━━━━━ Provided material
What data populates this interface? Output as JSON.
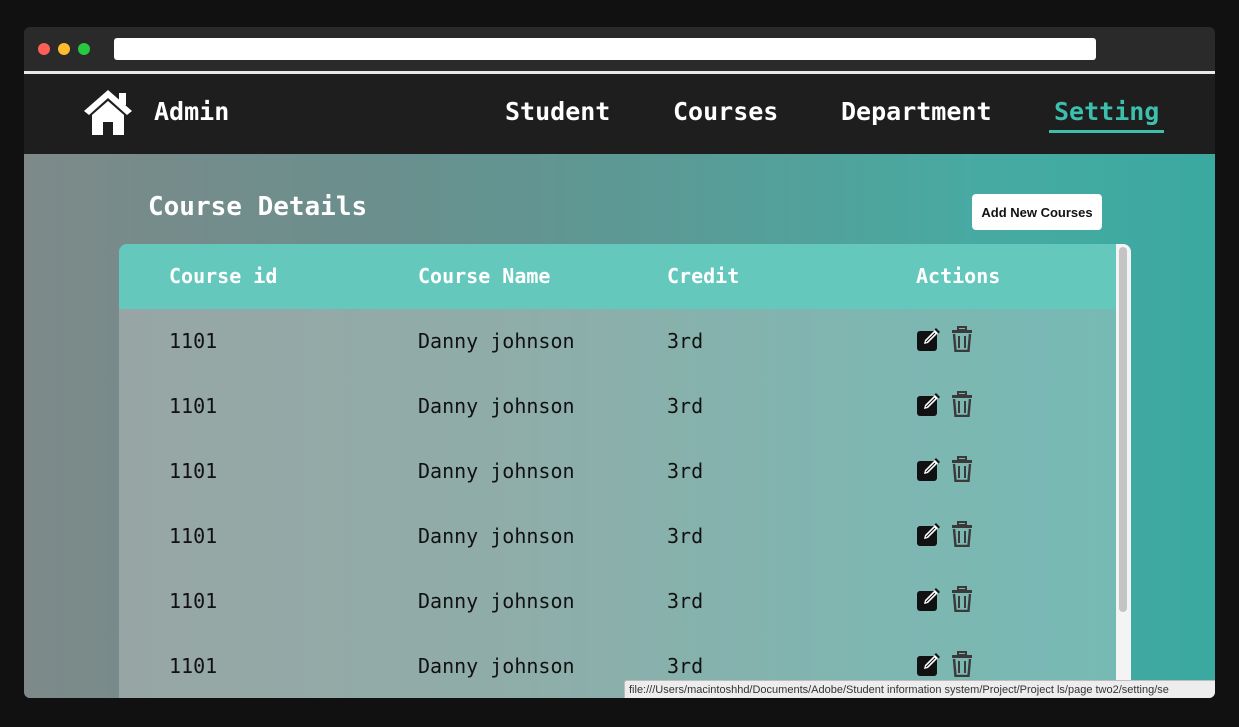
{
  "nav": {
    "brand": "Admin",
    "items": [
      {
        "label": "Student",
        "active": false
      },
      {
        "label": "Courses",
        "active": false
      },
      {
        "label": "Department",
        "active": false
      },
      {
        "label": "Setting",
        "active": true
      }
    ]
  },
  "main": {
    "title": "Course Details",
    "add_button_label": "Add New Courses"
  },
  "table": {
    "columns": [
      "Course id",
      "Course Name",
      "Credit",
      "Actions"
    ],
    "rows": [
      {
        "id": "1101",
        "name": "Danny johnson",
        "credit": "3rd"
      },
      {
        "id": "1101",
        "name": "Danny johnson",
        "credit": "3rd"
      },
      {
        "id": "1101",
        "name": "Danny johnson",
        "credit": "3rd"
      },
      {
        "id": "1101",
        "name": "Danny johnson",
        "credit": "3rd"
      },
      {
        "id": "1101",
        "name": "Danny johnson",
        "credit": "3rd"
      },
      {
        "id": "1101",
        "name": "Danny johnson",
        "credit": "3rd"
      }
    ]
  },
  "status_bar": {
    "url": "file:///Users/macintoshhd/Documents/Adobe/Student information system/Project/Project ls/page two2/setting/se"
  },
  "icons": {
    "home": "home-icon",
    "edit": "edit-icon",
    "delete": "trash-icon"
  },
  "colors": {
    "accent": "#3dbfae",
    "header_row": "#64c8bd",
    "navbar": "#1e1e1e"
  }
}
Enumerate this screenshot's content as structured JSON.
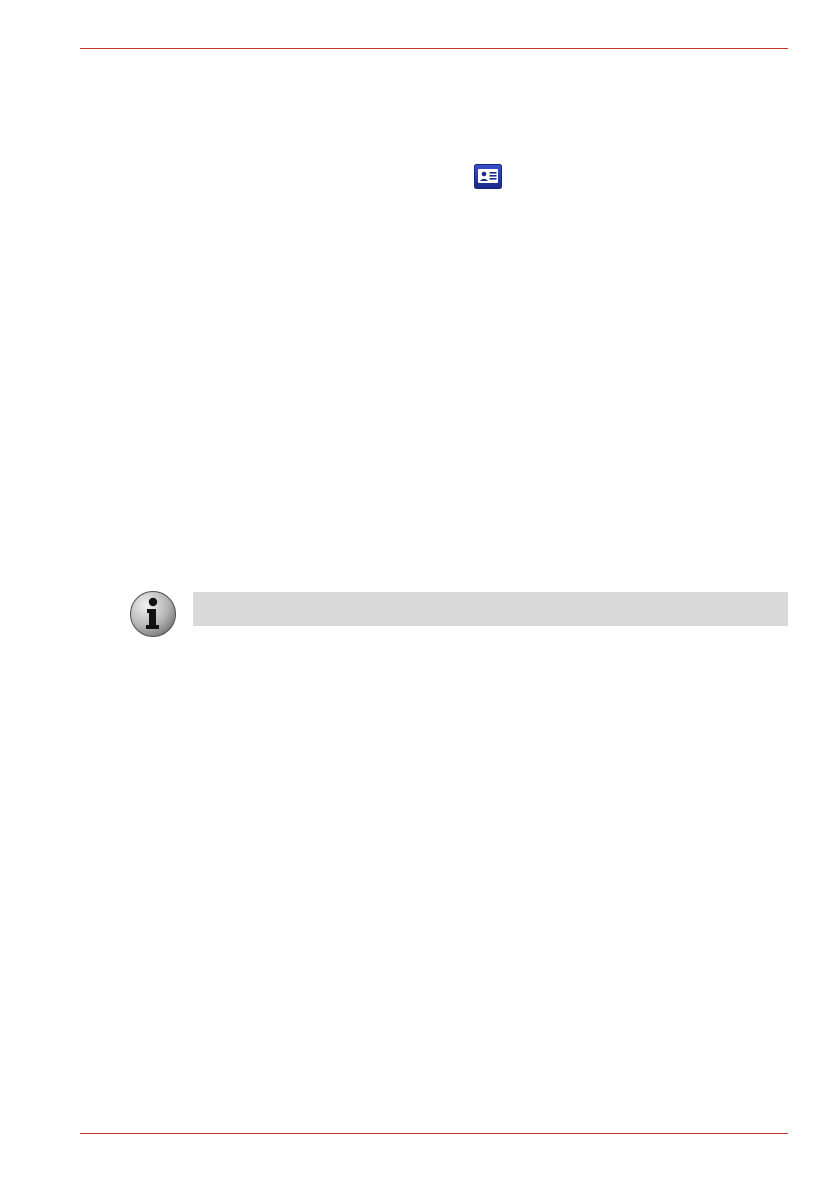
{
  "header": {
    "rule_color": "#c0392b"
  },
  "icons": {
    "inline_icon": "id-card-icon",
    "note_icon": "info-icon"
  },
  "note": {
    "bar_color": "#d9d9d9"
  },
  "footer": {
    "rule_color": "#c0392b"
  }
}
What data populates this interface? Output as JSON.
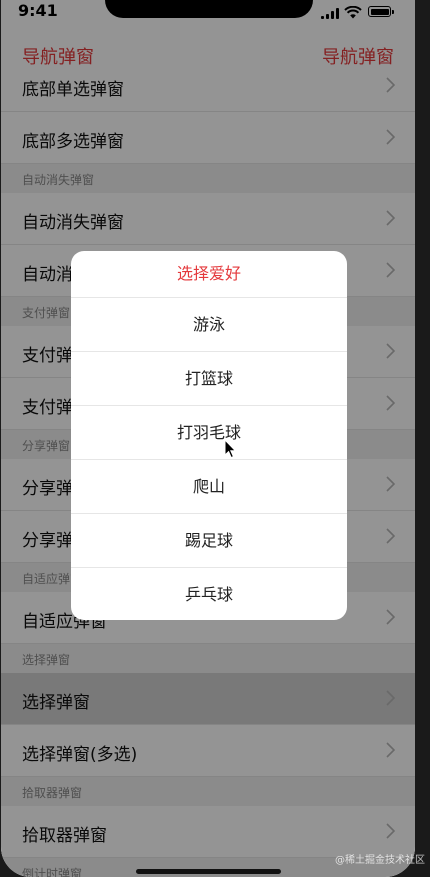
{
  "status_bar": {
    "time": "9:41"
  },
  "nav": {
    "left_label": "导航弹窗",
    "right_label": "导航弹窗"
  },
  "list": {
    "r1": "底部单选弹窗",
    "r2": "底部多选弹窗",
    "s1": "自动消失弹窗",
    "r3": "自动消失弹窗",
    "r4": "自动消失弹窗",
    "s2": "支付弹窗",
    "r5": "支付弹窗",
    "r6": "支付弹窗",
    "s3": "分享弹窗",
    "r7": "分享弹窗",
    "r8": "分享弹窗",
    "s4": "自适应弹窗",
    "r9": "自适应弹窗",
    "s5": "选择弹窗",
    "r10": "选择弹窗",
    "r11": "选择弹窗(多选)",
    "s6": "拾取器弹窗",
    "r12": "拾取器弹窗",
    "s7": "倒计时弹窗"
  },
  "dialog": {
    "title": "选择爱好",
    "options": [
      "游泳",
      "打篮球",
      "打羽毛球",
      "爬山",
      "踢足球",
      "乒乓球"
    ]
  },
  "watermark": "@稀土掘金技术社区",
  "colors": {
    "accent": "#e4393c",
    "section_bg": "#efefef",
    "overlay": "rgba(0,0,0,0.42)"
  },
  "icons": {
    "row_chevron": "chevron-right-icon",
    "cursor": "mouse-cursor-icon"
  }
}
━━━━━━━━━━
━━━━━ Provided material
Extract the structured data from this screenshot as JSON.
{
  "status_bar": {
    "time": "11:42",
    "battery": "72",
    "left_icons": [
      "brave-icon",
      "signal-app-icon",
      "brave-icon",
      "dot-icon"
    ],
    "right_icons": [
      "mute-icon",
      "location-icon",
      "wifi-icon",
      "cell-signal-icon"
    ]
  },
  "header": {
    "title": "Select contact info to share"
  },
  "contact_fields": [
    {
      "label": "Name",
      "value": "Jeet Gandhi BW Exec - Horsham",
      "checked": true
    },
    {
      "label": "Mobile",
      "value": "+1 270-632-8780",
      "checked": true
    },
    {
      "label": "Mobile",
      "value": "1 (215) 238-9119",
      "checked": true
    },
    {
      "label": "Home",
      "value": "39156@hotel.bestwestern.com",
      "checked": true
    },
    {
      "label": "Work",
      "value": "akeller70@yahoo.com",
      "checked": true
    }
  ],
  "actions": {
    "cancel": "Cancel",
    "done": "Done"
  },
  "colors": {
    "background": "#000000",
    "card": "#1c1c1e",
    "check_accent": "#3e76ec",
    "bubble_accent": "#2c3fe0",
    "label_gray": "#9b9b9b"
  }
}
━━━━━━━━━━
__Directive__: Select, from the listing, all lines that include the word "structured".

__Answer to the problem__:
Enumerate this screenshot's content as structured JSON.
Extract the structured data from this screenshot as JSON.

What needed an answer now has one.